What is needed
Go through the data and copy every line exactly, but not the images.

= = = =

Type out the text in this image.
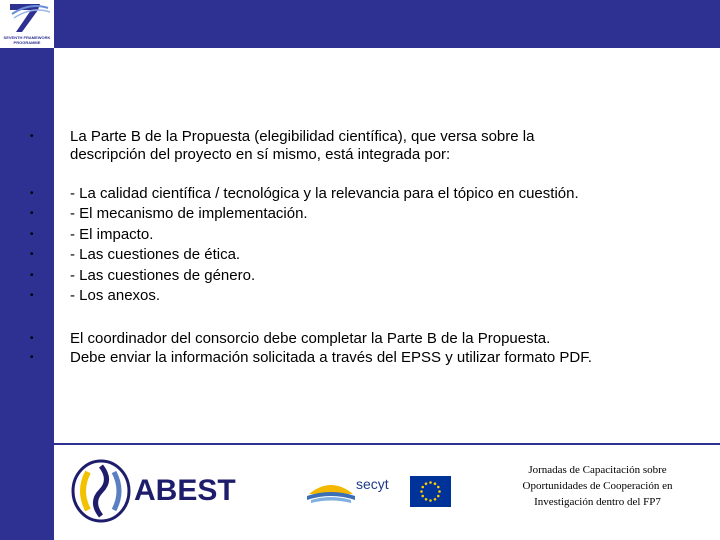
SEVENTH FRAMEWORK
PROGRAMME
• La Parte B de la Propuesta (elegibilidad científica), que versa sobre la
descripción del proyecto en sí mismo, está integrada por:
• - La calidad científica / tecnológica y la relevancia para el tópico en cuestión.
• - El mecanismo de implementación.
• - El impacto.
• - Las cuestiones de ética.
• - Las cuestiones de género.
• - Los anexos.
• El coordinador del consorcio debe completar la Parte B de la Propuesta.
• Debe enviar la información solicitada a través del EPSS y utilizar formato PDF.
ABEST	secyt
Jornadas de Capacitación sobre
Oportunidades de Cooperación en
Investigación dentro del FP7
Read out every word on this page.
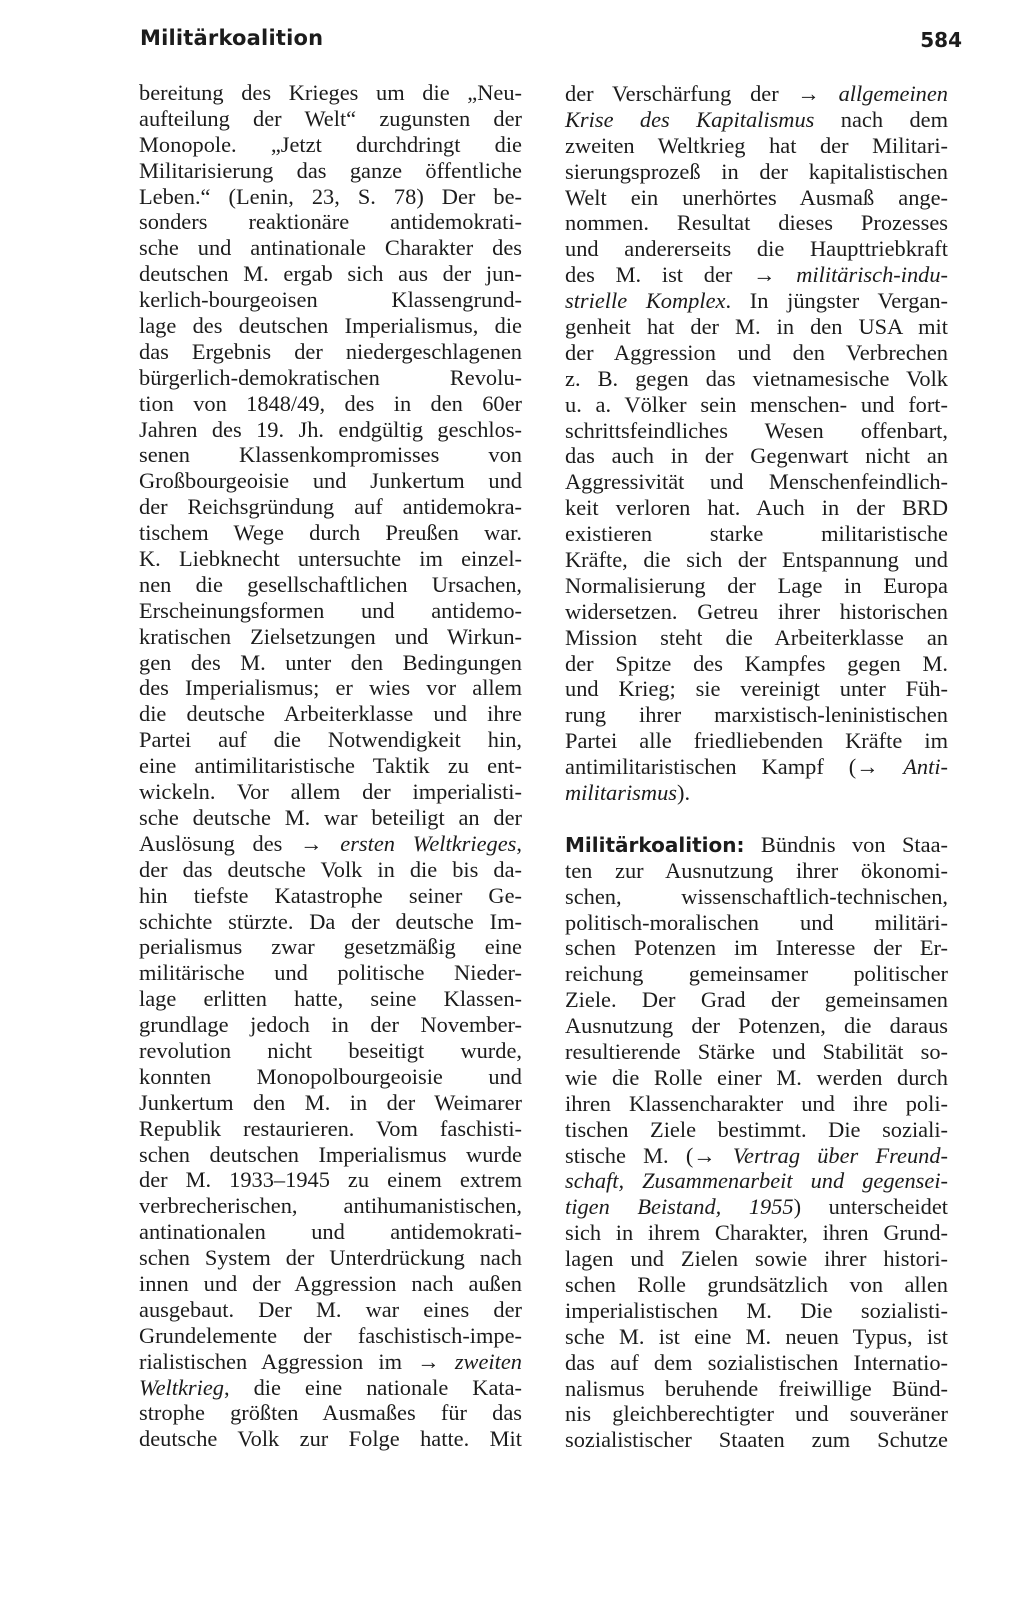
Militärkoalition	584
bereitung des Krieges um die „Neu-
aufteilung der Welt“ zugunsten der
Monopole. „Jetzt durchdringt die
Militarisierung das ganze öffentliche
Leben.“ (Lenin, 23, S. 78) Der be-
sonders reaktionäre antidemokrati-
sche und antinationale Charakter des
deutschen M. ergab sich aus der jun-
kerlich-bourgeoisen Klassengrund-
lage des deutschen Imperialismus, die
das Ergebnis der niedergeschlagenen
bürgerlich-demokratischen Revolu-
tion von 1848/49, des in den 60er
Jahren des 19. Jh. endgültig geschlos-
senen Klassenkompromisses von
Großbourgeoisie und Junkertum und
der Reichsgründung auf antidemokra-
tischem Wege durch Preußen war.
K. Liebknecht untersuchte im einzel-
nen die gesellschaftlichen Ursachen,
Erscheinungsformen und antidemo-
kratischen Zielsetzungen und Wirkun-
gen des M. unter den Bedingungen
des Imperialismus; er wies vor allem
die deutsche Arbeiterklasse und ihre
Partei auf die Notwendigkeit hin,
eine antimilitaristische Taktik zu ent-
wickeln. Vor allem der imperialisti-
sche deutsche M. war beteiligt an der
Auslösung des → ersten Weltkrieges,
der das deutsche Volk in die bis da-
hin tiefste Katastrophe seiner Ge-
schichte stürzte. Da der deutsche Im-
perialismus zwar gesetzmäßig eine
militärische und politische Nieder-
lage erlitten hatte, seine Klassen-
grundlage jedoch in der November-
revolution nicht beseitigt wurde,
konnten Monopolbourgeoisie und
Junkertum den M. in der Weimarer
Republik restaurieren. Vom faschisti-
schen deutschen Imperialismus wurde
der M. 1933–1945 zu einem extrem
verbrecherischen, antihumanistischen,
antinationalen und antidemokrati-
schen System der Unterdrückung nach
innen und der Aggression nach außen
ausgebaut. Der M. war eines der
Grundelemente der faschistisch-impe-
rialistischen Aggression im → zweiten
Weltkrieg, die eine nationale Kata-
strophe größten Ausmaßes für das
deutsche Volk zur Folge hatte. Mit
der Verschärfung der → allgemeinen
Krise des Kapitalismus nach dem
zweiten Weltkrieg hat der Militari-
sierungsprozeß in der kapitalistischen
Welt ein unerhörtes Ausmaß ange-
nommen. Resultat dieses Prozesses
und andererseits die Haupttriebkraft
des M. ist der → militärisch-indu-
strielle Komplex. In jüngster Vergan-
genheit hat der M. in den USA mit
der Aggression und den Verbrechen
z. B. gegen das vietnamesische Volk
u. a. Völker sein menschen- und fort-
schrittsfeindliches Wesen offenbart,
das auch in der Gegenwart nicht an
Aggressivität und Menschenfeindlich-
keit verloren hat. Auch in der BRD
existieren starke militaristische
Kräfte, die sich der Entspannung und
Normalisierung der Lage in Europa
widersetzen. Getreu ihrer historischen
Mission steht die Arbeiterklasse an
der Spitze des Kampfes gegen M.
und Krieg; sie vereinigt unter Füh-
rung ihrer marxistisch-leninistischen
Partei alle friedliebenden Kräfte im
antimilitaristischen Kampf (→ Anti-
militarismus).
Militärkoalition: Bündnis von Staa-
ten zur Ausnutzung ihrer ökonomi-
schen, wissenschaftlich-technischen,
politisch-moralischen und militäri-
schen Potenzen im Interesse der Er-
reichung gemeinsamer politischer
Ziele. Der Grad der gemeinsamen
Ausnutzung der Potenzen, die daraus
resultierende Stärke und Stabilität so-
wie die Rolle einer M. werden durch
ihren Klassencharakter und ihre poli-
tischen Ziele bestimmt. Die soziali-
stische M. (→ Vertrag über Freund-
schaft, Zusammenarbeit und gegensei-
tigen Beistand, 1955) unterscheidet
sich in ihrem Charakter, ihren Grund-
lagen und Zielen sowie ihrer histori-
schen Rolle grundsätzlich von allen
imperialistischen M. Die sozialisti-
sche M. ist eine M. neuen Typus, ist
das auf dem sozialistischen Internatio-
nalismus beruhende freiwillige Bünd-
nis gleichberechtigter und souveräner
sozialistischer Staaten zum Schutze
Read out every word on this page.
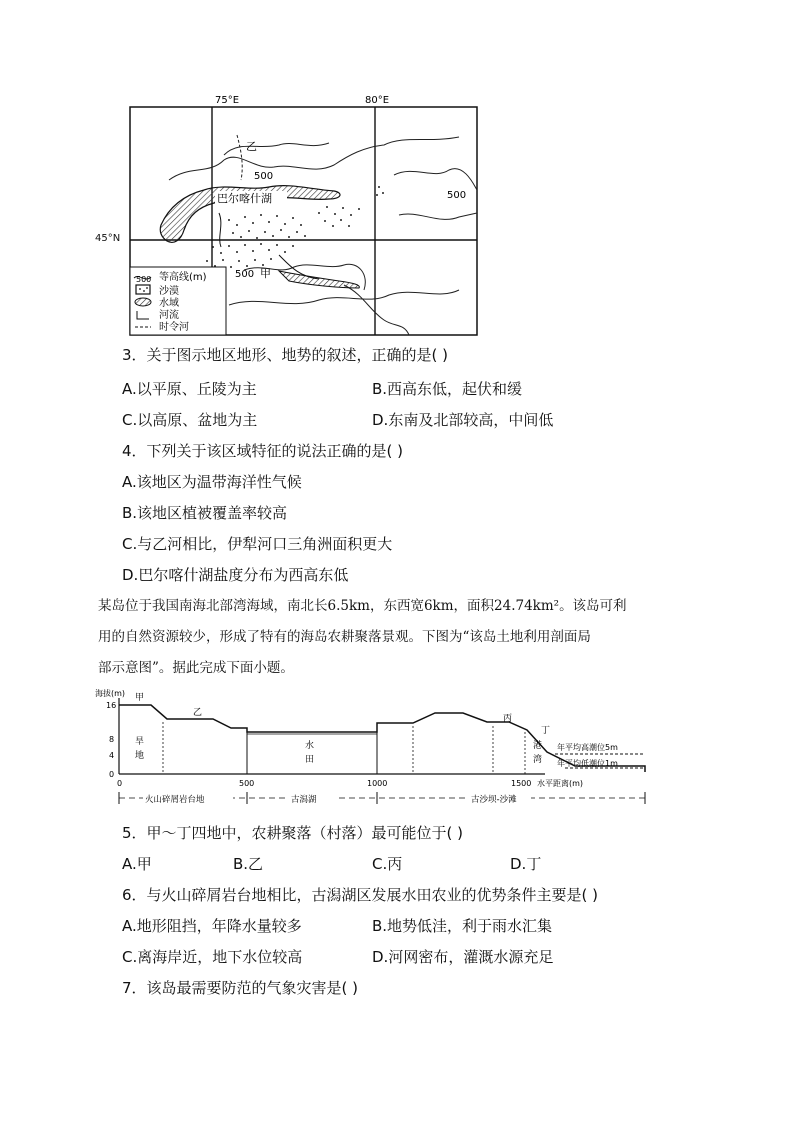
75°E	80°E
乙
500
500
巴尔喀什湖
500 甲
500 等高线(m)
沙漠
水域
河流
时令河
45°N
3．关于图示地区地形、地势的叙述，正确的是( )
A.以平原、丘陵为主	B.西高东低，起伏和缓
C.以高原、盆地为主	D.东南及北部较高，中间低
4．下列关于该区域特征的说法正确的是( )
A.该地区为温带海洋性气候
B.该地区植被覆盖率较高
C.与乙河相比，伊犁河口三角洲面积更大
D.巴尔喀什湖盐度分布为西高东低
某岛位于我国南海北部湾海域，南北长6.5km，东西宽6km，面积24.74km²。该岛可利
用的自然资源较少，形成了特有的海岛农耕聚落景观。下图为“该岛土地利用剖面局
部示意图”。据此完成下面小题。
海拔(m)
16
8
4
0
0	500	1000	1500 水平距离(m)
甲
乙
丙
丁
旱
地
水
田
港
湾
年平均高潮位5m
年平均低潮位1m
火山碎屑岩台地	古潟湖	古沙坝-沙滩
5．甲～丁四地中，农耕聚落（村落）最可能位于( )
A.甲	B.乙	C.丙	D.丁
6．与火山碎屑岩台地相比，古潟湖区发展水田农业的优势条件主要是( )
A.地形阻挡，年降水量较多	B.地势低洼，利于雨水汇集
C.离海岸近，地下水位较高	D.河网密布，灌溉水源充足
7．该岛最需要防范的气象灾害是( )
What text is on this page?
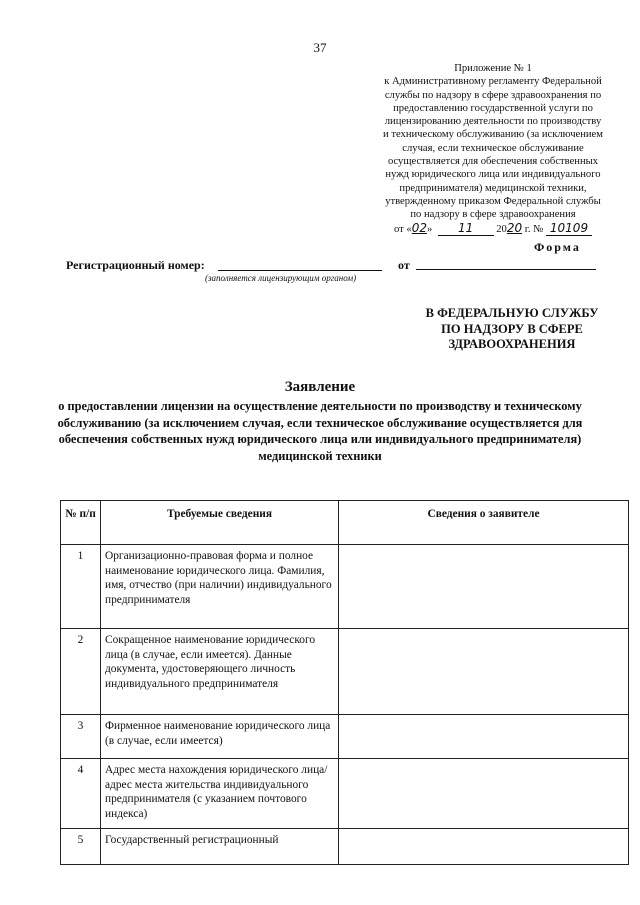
37
Приложение № 1
к Административному регламенту Федеральной
службы по надзору в сфере здравоохранения по
предоставлению государственной услуги по
лицензированию деятельности по производству
и техническому обслуживанию (за исключением
случая, если техническое обслуживание
осуществляется для обеспечения собственных
нужд юридического лица или индивидуального
предпринимателя) медицинской техники,
утвержденному приказом Федеральной службы
по надзору в сфере здравоохранения
от «02» 11 2020 г. № 10109
Форма
Регистрационный номер:
(заполняется лицензирующим органом)
от
В ФЕДЕРАЛЬНУЮ СЛУЖБУ
ПО НАДЗОРУ В СФЕРЕ
ЗДРАВООХРАНЕНИЯ
Заявление
о предоставлении лицензии на осуществление деятельности по производству и техническому обслуживанию (за исключением случая, если техническое обслуживание осуществляется для обеспечения собственных нужд юридического лица или индивидуального предпринимателя) медицинской техники
№ п/п	Требуемые сведения	Сведения о заявителе
1	Организационно-правовая форма и полное наименование юридического лица. Фамилия, имя, отчество (при наличии) индивидуального предпринимателя	
2	Сокращенное наименование юридического лица (в случае, если имеется). Данные документа, удостоверяющего личность индивидуального предпринимателя	
3	Фирменное наименование юридического лица (в случае, если имеется)	
4	Адрес места нахождения юридического лица/адрес места жительства индивидуального предпринимателя (с указанием почтового индекса)	
5	Государственный регистрационный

= = = =

Reply to the task
Type out the text in this image.
SEVENTH FRAMEWORK
PROGRAMME
• La Parte B de la Propuesta (elegibilidad científica), que versa sobre la
descripción del proyecto en sí mismo, está integrada por:
• - La calidad científica / tecnológica y la relevancia para el tópico en cuestión.
• - El mecanismo de implementación.
• - El impacto.
• - Las cuestiones de ética.
• - Las cuestiones de género.
• - Los anexos.
• El coordinador del consorcio debe completar la Parte B de la Propuesta.
• Debe enviar la información solicitada a través del EPSS y utilizar formato PDF.
ABEST	secyt
Jornadas de Capacitación sobre
Oportunidades de Cooperación en
Investigación dentro del FP7
Read out every word on this page.
Militärkoalition	584
bereitung des Krieges um die „Neu-
aufteilung der Welt“ zugunsten der
Monopole. „Jetzt durchdringt die
Militarisierung das ganze öffentliche
Leben.“ (Lenin, 23, S. 78) Der be-
sonders reaktionäre antidemokrati-
sche und antinationale Charakter des
deutschen M. ergab sich aus der jun-
kerlich-bourgeoisen Klassengrund-
lage des deutschen Imperialismus, die
das Ergebnis der niedergeschlagenen
bürgerlich-demokratischen Revolu-
tion von 1848/49, des in den 60er
Jahren des 19. Jh. endgültig geschlos-
senen Klassenkompromisses von
Großbourgeoisie und Junkertum und
der Reichsgründung auf antidemokra-
tischem Wege durch Preußen war.
K. Liebknecht untersuchte im einzel-
nen die gesellschaftlichen Ursachen,
Erscheinungsformen und antidemo-
kratischen Zielsetzungen und Wirkun-
gen des M. unter den Bedingungen
des Imperialismus; er wies vor allem
die deutsche Arbeiterklasse und ihre
Partei auf die Notwendigkeit hin,
eine antimilitaristische Taktik zu ent-
wickeln. Vor allem der imperialisti-
sche deutsche M. war beteiligt an der
Auslösung des → ersten Weltkrieges,
der das deutsche Volk in die bis da-
hin tiefste Katastrophe seiner Ge-
schichte stürzte. Da der deutsche Im-
perialismus zwar gesetzmäßig eine
militärische und politische Nieder-
lage erlitten hatte, seine Klassen-
grundlage jedoch in der November-
revolution nicht beseitigt wurde,
konnten Monopolbourgeoisie und
Junkertum den M. in der Weimarer
Republik restaurieren. Vom faschisti-
schen deutschen Imperialismus wurde
der M. 1933–1945 zu einem extrem
verbrecherischen, antihumanistischen,
antinationalen und antidemokrati-
schen System der Unterdrückung nach
innen und der Aggression nach außen
ausgebaut. Der M. war eines der
Grundelemente der faschistisch-impe-
rialistischen Aggression im → zweiten
Weltkrieg, die eine nationale Kata-
strophe größten Ausmaßes für das
deutsche Volk zur Folge hatte. Mit
der Verschärfung der → allgemeinen
Krise des Kapitalismus nach dem
zweiten Weltkrieg hat der Militari-
sierungsprozeß in der kapitalistischen
Welt ein unerhörtes Ausmaß ange-
nommen. Resultat dieses Prozesses
und andererseits die Haupttriebkraft
des M. ist der → militärisch-indu-
strielle Komplex. In jüngster Vergan-
genheit hat der M. in den USA mit
der Aggression und den Verbrechen
z. B. gegen das vietnamesische Volk
u. a. Völker sein menschen- und fort-
schrittsfeindliches Wesen offenbart,
das auch in der Gegenwart nicht an
Aggressivität und Menschenfeindlich-
keit verloren hat. Auch in der BRD
existieren starke militaristische
Kräfte, die sich der Entspannung und
Normalisierung der Lage in Europa
widersetzen. Getreu ihrer historischen
Mission steht die Arbeiterklasse an
der Spitze des Kampfes gegen M.
und Krieg; sie vereinigt unter Füh-
rung ihrer marxistisch-leninistischen
Partei alle friedliebenden Kräfte im
antimilitaristischen Kampf (→ Anti-
militarismus).
Militärkoalition: Bündnis von Staa-
ten zur Ausnutzung ihrer ökonomi-
schen, wissenschaftlich-technischen,
politisch-moralischen und militäri-
schen Potenzen im Interesse der Er-
reichung gemeinsamer politischer
Ziele. Der Grad der gemeinsamen
Ausnutzung der Potenzen, die daraus
resultierende Stärke und Stabilität so-
wie die Rolle einer M. werden durch
ihren Klassencharakter und ihre poli-
tischen Ziele bestimmt. Die soziali-
stische M. (→ Vertrag über Freund-
schaft, Zusammenarbeit und gegensei-
tigen Beistand, 1955) unterscheidet
sich in ihrem Charakter, ihren Grund-
lagen und Zielen sowie ihrer histori-
schen Rolle grundsätzlich von allen
imperialistischen M. Die sozialisti-
sche M. ist eine M. neuen Typus, ist
das auf dem sozialistischen Internatio-
nalismus beruhende freiwillige Bünd-
nis gleichberechtigter und souveräner
sozialistischer Staaten zum Schutze
Read out every word on this page.
75°E	80°E
乙
500
500
巴尔喀什湖
500 甲
500 等高线(m)
沙漠
水域
河流
时令河
45°N
3．关于图示地区地形、地势的叙述，正确的是( )
A.以平原、丘陵为主	B.西高东低，起伏和缓
C.以高原、盆地为主	D.东南及北部较高，中间低
4．下列关于该区域特征的说法正确的是( )
A.该地区为温带海洋性气候
B.该地区植被覆盖率较高
C.与乙河相比，伊犁河口三角洲面积更大
D.巴尔喀什湖盐度分布为西高东低
某岛位于我国南海北部湾海域，南北长6.5km，东西宽6km，面积24.74km²。该岛可利
用的自然资源较少，形成了特有的海岛农耕聚落景观。下图为“该岛土地利用剖面局
部示意图”。据此完成下面小题。
海拔(m)
16
8
4
0
0	500	1000	1500 水平距离(m)
甲
乙
丙
丁
旱
地
水
田
港
湾
年平均高潮位5m
年平均低潮位1m
火山碎屑岩台地	古潟湖	古沙坝-沙滩
5．甲～丁四地中，农耕聚落（村落）最可能位于( )
A.甲	B.乙	C.丙	D.丁
6．与火山碎屑岩台地相比，古潟湖区发展水田农业的优势条件主要是( )
A.地形阻挡，年降水量较多	B.地势低洼，利于雨水汇集
C.离海岸近，地下水位较高	D.河网密布，灌溉水源充足
7．该岛最需要防范的气象灾害是( )
What text is on this page?
37
Приложение № 1
к Административному регламенту Федеральной
службы по надзору в сфере здравоохранения по
предоставлению государственной услуги по
лицензированию деятельности по производству
и техническому обслуживанию (за исключением
случая, если техническое обслуживание
осуществляется для обеспечения собственных
нужд юридического лица или индивидуального
предпринимателя) медицинской техники,
утвержденному приказом Федеральной службы
по надзору в сфере здравоохранения
от «02» 11 2020 г. № 10109
Форма
Регистрационный номер:
(заполняется лицензирующим органом)
от
В ФЕДЕРАЛЬНУЮ СЛУЖБУ
ПО НАДЗОРУ В СФЕРЕ
ЗДРАВООХРАНЕНИЯ
Заявление
о предоставлении лицензии на осуществление деятельности по производству и техническому обслуживанию (за исключением случая, если техническое обслуживание осуществляется для обеспечения собственных нужд юридического лица или индивидуального предпринимателя) медицинской техники
№ п/п	Требуемые сведения	Сведения о заявителе
1	Организационно-правовая форма и полное наименование юридического лица. Фамилия, имя, отчество (при наличии) индивидуального предпринимателя	
2	Сокращенное наименование юридического лица (в случае, если имеется). Данные документа, удостоверяющего личность индивидуального предпринимателя	
3	Фирменное наименование юридического лица (в случае, если имеется)	
4	Адрес места нахождения юридического лица/адрес места жительства индивидуального предпринимателя (с указанием почтового индекса)	
5	Государственный регистрационный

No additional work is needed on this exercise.